BEGIN Task inputs
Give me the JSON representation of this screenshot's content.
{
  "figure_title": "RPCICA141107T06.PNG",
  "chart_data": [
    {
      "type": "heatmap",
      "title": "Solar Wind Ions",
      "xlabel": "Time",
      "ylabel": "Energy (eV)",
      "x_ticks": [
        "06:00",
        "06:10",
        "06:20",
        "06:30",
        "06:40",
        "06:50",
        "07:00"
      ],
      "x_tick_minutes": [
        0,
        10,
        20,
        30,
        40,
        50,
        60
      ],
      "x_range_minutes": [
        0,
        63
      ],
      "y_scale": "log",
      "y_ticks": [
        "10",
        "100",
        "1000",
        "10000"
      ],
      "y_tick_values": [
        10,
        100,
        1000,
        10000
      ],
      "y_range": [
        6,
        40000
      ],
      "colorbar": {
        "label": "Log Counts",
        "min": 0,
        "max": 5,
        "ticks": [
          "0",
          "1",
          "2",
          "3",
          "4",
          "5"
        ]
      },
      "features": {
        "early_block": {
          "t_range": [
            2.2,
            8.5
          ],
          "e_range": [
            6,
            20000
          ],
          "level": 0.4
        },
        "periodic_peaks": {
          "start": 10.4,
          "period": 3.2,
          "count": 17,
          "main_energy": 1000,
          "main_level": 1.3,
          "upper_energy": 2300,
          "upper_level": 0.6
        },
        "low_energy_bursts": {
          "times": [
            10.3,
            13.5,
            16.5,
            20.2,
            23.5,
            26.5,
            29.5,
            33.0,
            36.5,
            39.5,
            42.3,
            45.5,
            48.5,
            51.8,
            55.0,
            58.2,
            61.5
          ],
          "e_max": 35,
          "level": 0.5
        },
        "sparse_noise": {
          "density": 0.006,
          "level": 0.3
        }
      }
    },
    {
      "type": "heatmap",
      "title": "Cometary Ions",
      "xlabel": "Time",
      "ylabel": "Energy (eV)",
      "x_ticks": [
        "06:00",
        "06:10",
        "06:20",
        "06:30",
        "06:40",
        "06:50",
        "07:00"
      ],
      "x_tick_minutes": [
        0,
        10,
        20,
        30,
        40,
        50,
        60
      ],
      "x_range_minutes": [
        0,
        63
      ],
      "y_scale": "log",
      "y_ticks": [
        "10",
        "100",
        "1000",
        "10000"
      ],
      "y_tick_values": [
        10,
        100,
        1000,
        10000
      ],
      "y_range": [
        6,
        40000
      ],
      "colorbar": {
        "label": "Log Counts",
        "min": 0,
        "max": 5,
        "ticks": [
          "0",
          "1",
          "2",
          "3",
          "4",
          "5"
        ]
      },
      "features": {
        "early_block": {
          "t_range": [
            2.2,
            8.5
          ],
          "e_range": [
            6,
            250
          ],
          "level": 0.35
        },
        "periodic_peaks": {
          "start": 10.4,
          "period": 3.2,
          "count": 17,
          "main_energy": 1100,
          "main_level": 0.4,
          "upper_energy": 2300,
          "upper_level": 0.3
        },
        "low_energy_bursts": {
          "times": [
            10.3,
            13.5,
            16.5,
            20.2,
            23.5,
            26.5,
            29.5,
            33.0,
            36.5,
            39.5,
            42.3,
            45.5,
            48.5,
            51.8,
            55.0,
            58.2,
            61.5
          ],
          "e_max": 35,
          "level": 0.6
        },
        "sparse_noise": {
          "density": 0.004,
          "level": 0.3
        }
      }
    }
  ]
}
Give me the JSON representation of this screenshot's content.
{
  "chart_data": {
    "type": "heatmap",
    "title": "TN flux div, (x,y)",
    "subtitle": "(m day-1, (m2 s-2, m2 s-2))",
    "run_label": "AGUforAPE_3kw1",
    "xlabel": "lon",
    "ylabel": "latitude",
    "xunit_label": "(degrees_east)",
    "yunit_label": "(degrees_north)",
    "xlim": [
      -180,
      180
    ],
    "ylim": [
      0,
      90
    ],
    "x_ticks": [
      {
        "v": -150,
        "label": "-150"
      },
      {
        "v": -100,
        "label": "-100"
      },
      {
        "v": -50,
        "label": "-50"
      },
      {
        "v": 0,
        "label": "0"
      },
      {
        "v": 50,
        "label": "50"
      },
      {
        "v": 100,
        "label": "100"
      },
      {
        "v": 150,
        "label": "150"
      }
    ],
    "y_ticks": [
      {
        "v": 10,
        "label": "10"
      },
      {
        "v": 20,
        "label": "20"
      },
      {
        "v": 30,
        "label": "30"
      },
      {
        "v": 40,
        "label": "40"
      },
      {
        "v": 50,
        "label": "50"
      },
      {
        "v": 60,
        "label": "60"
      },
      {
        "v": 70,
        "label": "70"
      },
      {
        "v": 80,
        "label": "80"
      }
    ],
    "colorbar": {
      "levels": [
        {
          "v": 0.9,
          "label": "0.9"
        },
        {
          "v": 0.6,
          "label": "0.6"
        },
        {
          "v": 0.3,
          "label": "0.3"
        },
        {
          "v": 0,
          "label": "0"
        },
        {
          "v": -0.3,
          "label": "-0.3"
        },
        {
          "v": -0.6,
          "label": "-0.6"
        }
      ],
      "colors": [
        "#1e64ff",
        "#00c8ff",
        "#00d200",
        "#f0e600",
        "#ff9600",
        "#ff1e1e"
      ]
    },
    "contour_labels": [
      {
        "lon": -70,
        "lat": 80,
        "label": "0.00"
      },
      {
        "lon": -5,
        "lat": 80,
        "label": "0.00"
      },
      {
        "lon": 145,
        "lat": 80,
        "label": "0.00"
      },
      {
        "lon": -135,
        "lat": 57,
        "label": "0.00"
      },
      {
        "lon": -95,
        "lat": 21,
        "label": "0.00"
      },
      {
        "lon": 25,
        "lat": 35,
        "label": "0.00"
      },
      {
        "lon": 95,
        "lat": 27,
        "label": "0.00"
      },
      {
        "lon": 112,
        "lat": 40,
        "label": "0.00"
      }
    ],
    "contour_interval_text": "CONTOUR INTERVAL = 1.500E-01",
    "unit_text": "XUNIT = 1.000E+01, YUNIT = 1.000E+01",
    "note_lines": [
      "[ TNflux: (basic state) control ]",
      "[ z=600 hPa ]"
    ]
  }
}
END Task inputs
**Task brief:**
Without changing a word, restate the whole listing.

**Exercise output:**
Give me the JSON representation of this screenshot's content.
{
  "figure_title": "RPCICA141107T06.PNG",
  "chart_data": [
    {
      "type": "heatmap",
      "title": "Solar Wind Ions",
      "xlabel": "Time",
      "ylabel": "Energy (eV)",
      "x_ticks": [
        "06:00",
        "06:10",
        "06:20",
        "06:30",
        "06:40",
        "06:50",
        "07:00"
      ],
      "x_tick_minutes": [
        0,
        10,
        20,
        30,
        40,
        50,
        60
      ],
      "x_range_minutes": [
        0,
        63
      ],
      "y_scale": "log",
      "y_ticks": [
        "10",
        "100",
        "1000",
        "10000"
      ],
      "y_tick_values": [
        10,
        100,
        1000,
        10000
      ],
      "y_range": [
        6,
        40000
      ],
      "colorbar": {
        "label": "Log Counts",
        "min": 0,
        "max": 5,
        "ticks": [
          "0",
          "1",
          "2",
          "3",
          "4",
          "5"
        ]
      },
      "features": {
        "early_block": {
          "t_range": [
            2.2,
            8.5
          ],
          "e_range": [
            6,
            20000
          ],
          "level": 0.4
        },
        "periodic_peaks": {
          "start": 10.4,
          "period": 3.2,
          "count": 17,
          "main_energy": 1000,
          "main_level": 1.3,
          "upper_energy": 2300,
          "upper_level": 0.6
        },
        "low_energy_bursts": {
          "times": [
            10.3,
            13.5,
            16.5,
            20.2,
            23.5,
            26.5,
            29.5,
            33.0,
            36.5,
            39.5,
            42.3,
            45.5,
            48.5,
            51.8,
            55.0,
            58.2,
            61.5
          ],
          "e_max": 35,
          "level": 0.5
        },
        "sparse_noise": {
          "density": 0.006,
          "level": 0.3
        }
      }
    },
    {
      "type": "heatmap",
      "title": "Cometary Ions",
      "xlabel": "Time",
      "ylabel": "Energy (eV)",
      "x_ticks": [
        "06:00",
        "06:10",
        "06:20",
        "06:30",
        "06:40",
        "06:50",
        "07:00"
      ],
      "x_tick_minutes": [
        0,
        10,
        20,
        30,
        40,
        50,
        60
      ],
      "x_range_minutes": [
        0,
        63
      ],
      "y_scale": "log",
      "y_ticks": [
        "10",
        "100",
        "1000",
        "10000"
      ],
      "y_tick_values": [
        10,
        100,
        1000,
        10000
      ],
      "y_range": [
        6,
        40000
      ],
      "colorbar": {
        "label": "Log Counts",
        "min": 0,
        "max": 5,
        "ticks": [
          "0",
          "1",
          "2",
          "3",
          "4",
          "5"
        ]
      },
      "features": {
        "early_block": {
          "t_range": [
            2.2,
            8.5
          ],
          "e_range": [
            6,
            250
          ],
          "level": 0.35
        },
        "periodic_peaks": {
          "start": 10.4,
          "period": 3.2,
          "count": 17,
          "main_energy": 1100,
          "main_level": 0.4,
          "upper_energy": 2300,
          "upper_level": 0.3
        },
        "low_energy_bursts": {
          "times": [
            10.3,
            13.5,
            16.5,
            20.2,
            23.5,
            26.5,
            29.5,
            33.0,
            36.5,
            39.5,
            42.3,
            45.5,
            48.5,
            51.8,
            55.0,
            58.2,
            61.5
          ],
          "e_max": 35,
          "level": 0.6
        },
        "sparse_noise": {
          "density": 0.004,
          "level": 0.3
        }
      }
    }
  ]
}
Give me the JSON representation of this screenshot's content.
{
  "chart_data": {
    "type": "heatmap",
    "title": "TN flux div, (x,y)",
    "subtitle": "(m day-1, (m2 s-2, m2 s-2))",
    "run_label": "AGUforAPE_3kw1",
    "xlabel": "lon",
    "ylabel": "latitude",
    "xunit_label": "(degrees_east)",
    "yunit_label": "(degrees_north)",
    "xlim": [
      -180,
      180
    ],
    "ylim": [
      0,
      90
    ],
    "x_ticks": [
      {
        "v": -150,
        "label": "-150"
      },
      {
        "v": -100,
        "label": "-100"
      },
      {
        "v": -50,
        "label": "-50"
      },
      {
        "v": 0,
        "label": "0"
      },
      {
        "v": 50,
        "label": "50"
      },
      {
        "v": 100,
        "label": "100"
      },
      {
        "v": 150,
        "label": "150"
      }
    ],
    "y_ticks": [
      {
        "v": 10,
        "label": "10"
      },
      {
        "v": 20,
        "label": "20"
      },
      {
        "v": 30,
        "label": "30"
      },
      {
        "v": 40,
        "label": "40"
      },
      {
        "v": 50,
        "label": "50"
      },
      {
        "v": 60,
        "label": "60"
      },
      {
        "v": 70,
        "label": "70"
      },
      {
        "v": 80,
        "label": "80"
      }
    ],
    "colorbar": {
      "levels": [
        {
          "v": 0.9,
          "label": "0.9"
        },
        {
          "v": 0.6,
          "label": "0.6"
        },
        {
          "v": 0.3,
          "label": "0.3"
        },
        {
          "v": 0,
          "label": "0"
        },
        {
          "v": -0.3,
          "label": "-0.3"
        },
        {
          "v": -0.6,
          "label": "-0.6"
        }
      ],
      "colors": [
        "#1e64ff",
        "#00c8ff",
        "#00d200",
        "#f0e600",
        "#ff9600",
        "#ff1e1e"
      ]
    },
    "contour_labels": [
      {
        "lon": -70,
        "lat": 80,
        "label": "0.00"
      },
      {
        "lon": -5,
        "lat": 80,
        "label": "0.00"
      },
      {
        "lon": 145,
        "lat": 80,
        "label": "0.00"
      },
      {
        "lon": -135,
        "lat": 57,
        "label": "0.00"
      },
      {
        "lon": -95,
        "lat": 21,
        "label": "0.00"
      },
      {
        "lon": 25,
        "lat": 35,
        "label": "0.00"
      },
      {
        "lon": 95,
        "lat": 27,
        "label": "0.00"
      },
      {
        "lon": 112,
        "lat": 40,
        "label": "0.00"
      }
    ],
    "contour_interval_text": "CONTOUR INTERVAL = 1.500E-01",
    "unit_text": "XUNIT = 1.000E+01, YUNIT = 1.000E+01",
    "note_lines": [
      "[ TNflux: (basic state) control ]",
      "[ z=600 hPa ]"
    ]
  }
}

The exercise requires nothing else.